— Brief —
State the number of lines that hold the string "दळणवळण", with nothing added.

— Dataset excerpts —
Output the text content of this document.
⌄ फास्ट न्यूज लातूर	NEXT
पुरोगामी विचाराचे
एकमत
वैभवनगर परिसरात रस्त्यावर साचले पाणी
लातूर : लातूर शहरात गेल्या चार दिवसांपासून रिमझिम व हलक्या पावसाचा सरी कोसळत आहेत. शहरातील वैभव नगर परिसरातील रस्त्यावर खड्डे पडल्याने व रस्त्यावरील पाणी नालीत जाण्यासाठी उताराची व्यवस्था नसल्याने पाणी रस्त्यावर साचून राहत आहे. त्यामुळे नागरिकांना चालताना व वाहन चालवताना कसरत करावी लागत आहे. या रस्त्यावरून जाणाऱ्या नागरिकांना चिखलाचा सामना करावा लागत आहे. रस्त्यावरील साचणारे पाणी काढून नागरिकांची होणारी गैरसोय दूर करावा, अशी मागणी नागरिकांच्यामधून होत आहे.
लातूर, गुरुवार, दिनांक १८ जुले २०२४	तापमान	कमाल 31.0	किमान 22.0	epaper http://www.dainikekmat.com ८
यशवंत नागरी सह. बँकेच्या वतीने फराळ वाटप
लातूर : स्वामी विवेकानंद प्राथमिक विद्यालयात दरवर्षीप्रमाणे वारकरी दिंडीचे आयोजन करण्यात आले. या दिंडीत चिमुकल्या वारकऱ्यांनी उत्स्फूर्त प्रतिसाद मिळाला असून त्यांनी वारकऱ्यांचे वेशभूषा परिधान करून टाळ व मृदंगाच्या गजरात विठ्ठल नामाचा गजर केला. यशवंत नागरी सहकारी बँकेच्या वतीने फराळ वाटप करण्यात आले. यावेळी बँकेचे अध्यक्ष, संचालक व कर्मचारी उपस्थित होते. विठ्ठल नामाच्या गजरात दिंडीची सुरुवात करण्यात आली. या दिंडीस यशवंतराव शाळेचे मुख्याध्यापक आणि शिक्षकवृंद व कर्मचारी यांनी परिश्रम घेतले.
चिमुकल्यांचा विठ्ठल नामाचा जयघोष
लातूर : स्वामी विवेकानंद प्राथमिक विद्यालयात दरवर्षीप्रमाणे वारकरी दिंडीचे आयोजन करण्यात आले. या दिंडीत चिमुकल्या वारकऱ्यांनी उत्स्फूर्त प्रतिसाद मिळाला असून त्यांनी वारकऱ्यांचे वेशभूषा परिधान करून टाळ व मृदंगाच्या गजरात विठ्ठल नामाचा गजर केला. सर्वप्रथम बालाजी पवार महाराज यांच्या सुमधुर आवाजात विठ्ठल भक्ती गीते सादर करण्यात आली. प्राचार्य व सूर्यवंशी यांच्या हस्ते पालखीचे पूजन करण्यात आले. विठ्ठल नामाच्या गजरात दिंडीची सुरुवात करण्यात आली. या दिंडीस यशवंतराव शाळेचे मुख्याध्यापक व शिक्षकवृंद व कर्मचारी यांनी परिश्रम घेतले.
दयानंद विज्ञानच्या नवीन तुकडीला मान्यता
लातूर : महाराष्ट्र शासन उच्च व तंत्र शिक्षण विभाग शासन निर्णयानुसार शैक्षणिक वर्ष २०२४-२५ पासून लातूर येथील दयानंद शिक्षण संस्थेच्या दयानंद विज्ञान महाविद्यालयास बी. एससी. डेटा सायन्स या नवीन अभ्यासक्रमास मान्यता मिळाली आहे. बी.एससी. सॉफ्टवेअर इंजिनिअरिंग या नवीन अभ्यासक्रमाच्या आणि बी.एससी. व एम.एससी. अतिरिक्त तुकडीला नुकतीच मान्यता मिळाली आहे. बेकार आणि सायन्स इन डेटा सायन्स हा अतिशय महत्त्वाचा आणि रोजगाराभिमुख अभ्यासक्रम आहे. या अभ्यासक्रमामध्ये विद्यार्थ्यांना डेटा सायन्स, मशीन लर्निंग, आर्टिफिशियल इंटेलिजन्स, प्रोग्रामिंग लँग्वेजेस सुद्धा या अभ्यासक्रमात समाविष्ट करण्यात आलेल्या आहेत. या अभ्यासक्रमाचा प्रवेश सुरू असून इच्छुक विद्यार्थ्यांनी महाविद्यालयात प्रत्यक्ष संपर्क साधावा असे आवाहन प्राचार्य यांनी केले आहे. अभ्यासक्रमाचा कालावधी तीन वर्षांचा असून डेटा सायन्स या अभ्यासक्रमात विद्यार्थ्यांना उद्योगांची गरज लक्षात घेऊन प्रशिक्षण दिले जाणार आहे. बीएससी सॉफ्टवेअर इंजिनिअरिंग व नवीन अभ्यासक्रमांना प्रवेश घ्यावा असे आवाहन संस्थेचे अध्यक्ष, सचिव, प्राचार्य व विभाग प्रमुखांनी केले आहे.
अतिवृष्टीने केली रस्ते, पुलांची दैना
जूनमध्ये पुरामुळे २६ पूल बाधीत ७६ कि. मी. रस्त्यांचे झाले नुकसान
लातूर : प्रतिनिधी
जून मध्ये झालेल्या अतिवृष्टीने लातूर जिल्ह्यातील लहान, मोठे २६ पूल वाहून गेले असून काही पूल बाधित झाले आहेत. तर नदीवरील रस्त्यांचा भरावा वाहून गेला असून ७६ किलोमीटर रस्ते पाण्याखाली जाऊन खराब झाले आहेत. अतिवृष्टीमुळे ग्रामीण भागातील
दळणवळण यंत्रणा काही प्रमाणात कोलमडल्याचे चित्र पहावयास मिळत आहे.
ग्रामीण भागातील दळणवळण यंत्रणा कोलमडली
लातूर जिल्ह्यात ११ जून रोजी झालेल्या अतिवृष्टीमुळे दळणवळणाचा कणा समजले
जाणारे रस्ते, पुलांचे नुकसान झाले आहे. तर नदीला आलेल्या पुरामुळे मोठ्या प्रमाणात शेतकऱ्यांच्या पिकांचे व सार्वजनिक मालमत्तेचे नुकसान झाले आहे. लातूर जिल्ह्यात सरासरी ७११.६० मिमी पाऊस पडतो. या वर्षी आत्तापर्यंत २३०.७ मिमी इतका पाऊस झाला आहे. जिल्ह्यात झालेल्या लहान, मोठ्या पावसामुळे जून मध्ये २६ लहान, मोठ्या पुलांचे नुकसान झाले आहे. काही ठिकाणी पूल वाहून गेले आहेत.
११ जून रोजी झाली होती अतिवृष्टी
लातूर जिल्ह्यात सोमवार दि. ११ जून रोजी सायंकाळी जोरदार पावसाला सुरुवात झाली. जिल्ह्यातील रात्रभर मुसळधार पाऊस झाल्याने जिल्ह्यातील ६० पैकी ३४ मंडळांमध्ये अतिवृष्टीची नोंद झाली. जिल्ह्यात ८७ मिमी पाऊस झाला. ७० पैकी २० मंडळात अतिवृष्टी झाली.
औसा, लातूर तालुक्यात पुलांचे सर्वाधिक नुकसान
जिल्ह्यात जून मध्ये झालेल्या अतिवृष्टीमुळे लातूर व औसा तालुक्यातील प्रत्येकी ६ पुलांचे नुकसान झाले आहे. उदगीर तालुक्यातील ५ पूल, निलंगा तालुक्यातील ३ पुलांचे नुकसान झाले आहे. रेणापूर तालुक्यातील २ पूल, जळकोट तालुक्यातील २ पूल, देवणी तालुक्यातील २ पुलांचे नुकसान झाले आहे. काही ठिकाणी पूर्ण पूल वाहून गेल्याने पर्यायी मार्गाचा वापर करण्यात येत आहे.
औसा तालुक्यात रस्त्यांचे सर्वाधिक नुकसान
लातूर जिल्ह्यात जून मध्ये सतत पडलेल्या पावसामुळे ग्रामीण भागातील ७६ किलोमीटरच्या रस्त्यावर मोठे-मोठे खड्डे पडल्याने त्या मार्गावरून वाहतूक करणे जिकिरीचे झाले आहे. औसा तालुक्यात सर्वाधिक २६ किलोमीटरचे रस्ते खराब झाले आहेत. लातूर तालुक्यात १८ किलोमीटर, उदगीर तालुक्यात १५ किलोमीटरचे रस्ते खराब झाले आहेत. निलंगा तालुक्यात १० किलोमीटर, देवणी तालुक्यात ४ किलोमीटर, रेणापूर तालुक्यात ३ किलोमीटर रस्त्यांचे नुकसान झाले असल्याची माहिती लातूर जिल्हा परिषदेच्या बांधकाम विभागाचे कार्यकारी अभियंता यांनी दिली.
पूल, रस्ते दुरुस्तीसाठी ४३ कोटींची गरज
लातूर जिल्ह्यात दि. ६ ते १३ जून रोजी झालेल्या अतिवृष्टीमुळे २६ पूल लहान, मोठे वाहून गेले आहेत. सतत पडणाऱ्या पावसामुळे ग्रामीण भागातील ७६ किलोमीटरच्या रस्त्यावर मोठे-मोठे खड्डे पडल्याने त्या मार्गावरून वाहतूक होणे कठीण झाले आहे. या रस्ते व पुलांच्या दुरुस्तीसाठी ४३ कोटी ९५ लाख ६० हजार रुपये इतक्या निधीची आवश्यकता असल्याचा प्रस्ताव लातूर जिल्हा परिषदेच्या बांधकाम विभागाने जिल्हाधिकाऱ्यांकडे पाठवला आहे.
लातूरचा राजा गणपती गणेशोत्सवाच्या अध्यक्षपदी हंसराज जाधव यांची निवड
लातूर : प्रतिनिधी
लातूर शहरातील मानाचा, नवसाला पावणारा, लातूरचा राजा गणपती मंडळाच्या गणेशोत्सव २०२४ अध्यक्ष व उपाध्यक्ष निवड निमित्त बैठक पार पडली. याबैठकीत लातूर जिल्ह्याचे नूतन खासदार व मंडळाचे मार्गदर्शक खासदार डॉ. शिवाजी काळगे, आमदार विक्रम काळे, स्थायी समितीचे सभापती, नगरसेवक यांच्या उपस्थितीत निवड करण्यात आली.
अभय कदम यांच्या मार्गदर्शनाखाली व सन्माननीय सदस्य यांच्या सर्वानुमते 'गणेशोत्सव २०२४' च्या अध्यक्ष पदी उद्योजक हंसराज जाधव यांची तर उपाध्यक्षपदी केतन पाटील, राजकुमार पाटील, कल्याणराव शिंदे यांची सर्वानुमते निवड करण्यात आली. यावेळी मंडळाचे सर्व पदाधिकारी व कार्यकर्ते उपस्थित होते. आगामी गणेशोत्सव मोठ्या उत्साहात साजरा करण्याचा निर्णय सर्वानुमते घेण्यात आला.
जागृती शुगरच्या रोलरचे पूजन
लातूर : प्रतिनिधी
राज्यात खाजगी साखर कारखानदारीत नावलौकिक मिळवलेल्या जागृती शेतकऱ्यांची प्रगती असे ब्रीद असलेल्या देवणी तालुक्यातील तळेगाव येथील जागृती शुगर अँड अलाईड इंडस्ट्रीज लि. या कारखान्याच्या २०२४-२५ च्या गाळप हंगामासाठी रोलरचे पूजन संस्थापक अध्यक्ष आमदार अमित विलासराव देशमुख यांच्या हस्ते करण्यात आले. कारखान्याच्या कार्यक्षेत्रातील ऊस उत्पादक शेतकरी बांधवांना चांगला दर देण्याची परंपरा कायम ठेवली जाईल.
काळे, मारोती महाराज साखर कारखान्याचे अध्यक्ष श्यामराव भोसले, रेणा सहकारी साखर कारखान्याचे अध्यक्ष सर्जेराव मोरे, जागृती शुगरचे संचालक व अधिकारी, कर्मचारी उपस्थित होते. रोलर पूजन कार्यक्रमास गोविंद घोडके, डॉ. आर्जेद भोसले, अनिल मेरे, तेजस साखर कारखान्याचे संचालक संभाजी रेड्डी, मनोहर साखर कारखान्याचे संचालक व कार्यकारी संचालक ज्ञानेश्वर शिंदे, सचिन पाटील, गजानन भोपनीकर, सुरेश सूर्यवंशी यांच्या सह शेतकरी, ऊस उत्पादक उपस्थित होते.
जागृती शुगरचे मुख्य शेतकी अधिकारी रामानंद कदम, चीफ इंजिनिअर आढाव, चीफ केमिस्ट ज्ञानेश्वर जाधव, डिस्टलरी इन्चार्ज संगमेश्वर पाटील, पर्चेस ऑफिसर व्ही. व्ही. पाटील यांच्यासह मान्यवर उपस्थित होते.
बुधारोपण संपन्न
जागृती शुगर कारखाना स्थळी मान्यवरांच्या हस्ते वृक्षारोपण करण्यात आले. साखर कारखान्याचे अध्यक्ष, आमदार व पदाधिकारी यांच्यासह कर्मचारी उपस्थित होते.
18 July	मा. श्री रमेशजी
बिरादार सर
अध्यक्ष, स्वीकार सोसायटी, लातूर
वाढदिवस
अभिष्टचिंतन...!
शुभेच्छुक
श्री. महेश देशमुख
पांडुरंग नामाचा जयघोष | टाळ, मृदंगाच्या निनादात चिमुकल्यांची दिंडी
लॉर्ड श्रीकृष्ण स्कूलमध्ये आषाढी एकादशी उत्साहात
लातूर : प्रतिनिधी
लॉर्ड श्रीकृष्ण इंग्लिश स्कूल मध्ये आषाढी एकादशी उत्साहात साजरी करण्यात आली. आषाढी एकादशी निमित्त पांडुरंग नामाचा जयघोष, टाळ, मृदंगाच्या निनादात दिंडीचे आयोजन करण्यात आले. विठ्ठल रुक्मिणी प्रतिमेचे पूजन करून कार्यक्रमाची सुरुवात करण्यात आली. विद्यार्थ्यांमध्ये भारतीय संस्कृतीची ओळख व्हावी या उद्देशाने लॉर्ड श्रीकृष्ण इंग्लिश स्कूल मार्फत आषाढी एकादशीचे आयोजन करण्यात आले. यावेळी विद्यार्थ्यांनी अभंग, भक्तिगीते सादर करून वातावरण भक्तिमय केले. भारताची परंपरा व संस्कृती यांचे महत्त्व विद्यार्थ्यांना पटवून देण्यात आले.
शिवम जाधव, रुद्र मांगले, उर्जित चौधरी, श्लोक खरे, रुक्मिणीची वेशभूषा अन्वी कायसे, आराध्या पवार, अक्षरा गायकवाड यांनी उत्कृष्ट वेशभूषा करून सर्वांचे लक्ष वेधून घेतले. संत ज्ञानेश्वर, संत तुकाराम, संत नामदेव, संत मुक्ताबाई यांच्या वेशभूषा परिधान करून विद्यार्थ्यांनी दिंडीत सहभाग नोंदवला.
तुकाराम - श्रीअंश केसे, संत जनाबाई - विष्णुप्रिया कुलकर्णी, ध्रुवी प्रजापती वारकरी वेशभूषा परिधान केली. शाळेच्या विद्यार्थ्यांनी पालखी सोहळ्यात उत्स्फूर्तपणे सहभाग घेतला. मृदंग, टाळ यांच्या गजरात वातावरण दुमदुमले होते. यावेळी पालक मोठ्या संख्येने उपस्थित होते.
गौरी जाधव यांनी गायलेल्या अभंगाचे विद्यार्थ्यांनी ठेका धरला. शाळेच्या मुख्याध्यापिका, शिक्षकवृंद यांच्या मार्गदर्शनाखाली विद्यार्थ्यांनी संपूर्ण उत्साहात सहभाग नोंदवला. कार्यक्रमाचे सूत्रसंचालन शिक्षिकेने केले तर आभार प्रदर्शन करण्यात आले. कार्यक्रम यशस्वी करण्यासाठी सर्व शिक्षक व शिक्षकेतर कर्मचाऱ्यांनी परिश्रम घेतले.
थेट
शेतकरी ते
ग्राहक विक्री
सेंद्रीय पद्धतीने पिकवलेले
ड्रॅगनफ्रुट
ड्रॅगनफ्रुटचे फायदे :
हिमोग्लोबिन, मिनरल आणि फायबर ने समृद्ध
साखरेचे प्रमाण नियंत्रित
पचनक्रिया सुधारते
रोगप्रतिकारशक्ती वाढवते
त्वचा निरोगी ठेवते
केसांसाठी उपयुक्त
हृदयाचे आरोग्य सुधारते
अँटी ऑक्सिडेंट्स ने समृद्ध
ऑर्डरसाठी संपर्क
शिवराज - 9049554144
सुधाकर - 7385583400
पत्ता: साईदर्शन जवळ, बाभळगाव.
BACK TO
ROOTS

— Task output —
3